━━ MATERIAL TO PROCESS ━━

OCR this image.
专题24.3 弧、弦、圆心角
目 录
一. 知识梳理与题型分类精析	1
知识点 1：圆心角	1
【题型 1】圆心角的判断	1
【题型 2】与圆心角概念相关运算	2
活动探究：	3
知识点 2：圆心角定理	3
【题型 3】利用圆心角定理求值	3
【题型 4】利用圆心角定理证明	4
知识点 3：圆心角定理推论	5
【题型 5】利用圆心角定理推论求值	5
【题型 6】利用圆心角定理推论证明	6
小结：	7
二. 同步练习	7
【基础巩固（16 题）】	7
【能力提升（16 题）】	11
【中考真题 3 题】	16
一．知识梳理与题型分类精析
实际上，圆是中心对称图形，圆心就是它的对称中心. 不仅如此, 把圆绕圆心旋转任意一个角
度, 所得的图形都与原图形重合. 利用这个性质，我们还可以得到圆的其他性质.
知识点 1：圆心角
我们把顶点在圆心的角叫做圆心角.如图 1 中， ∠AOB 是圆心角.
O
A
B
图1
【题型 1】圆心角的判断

━━━

**REQUEST:** Write out the full listing, keeping every line exactly as it is.

**TASK SOLUTION:**
OCR this image.
专题24.3 弧、弦、圆心角
目 录
一. 知识梳理与题型分类精析	1
知识点 1：圆心角	1
【题型 1】圆心角的判断	1
【题型 2】与圆心角概念相关运算	2
活动探究：	3
知识点 2：圆心角定理	3
【题型 3】利用圆心角定理求值	3
【题型 4】利用圆心角定理证明	4
知识点 3：圆心角定理推论	5
【题型 5】利用圆心角定理推论求值	5
【题型 6】利用圆心角定理推论证明	6
小结：	7
二. 同步练习	7
【基础巩固（16 题）】	7
【能力提升（16 题）】	11
【中考真题 3 题】	16
一．知识梳理与题型分类精析
实际上，圆是中心对称图形，圆心就是它的对称中心. 不仅如此, 把圆绕圆心旋转任意一个角
度, 所得的图形都与原图形重合. 利用这个性质，我们还可以得到圆的其他性质.
知识点 1：圆心角
我们把顶点在圆心的角叫做圆心角.如图 1 中， ∠AOB 是圆心角.
O
A
B
图1
【题型 1】圆心角的判断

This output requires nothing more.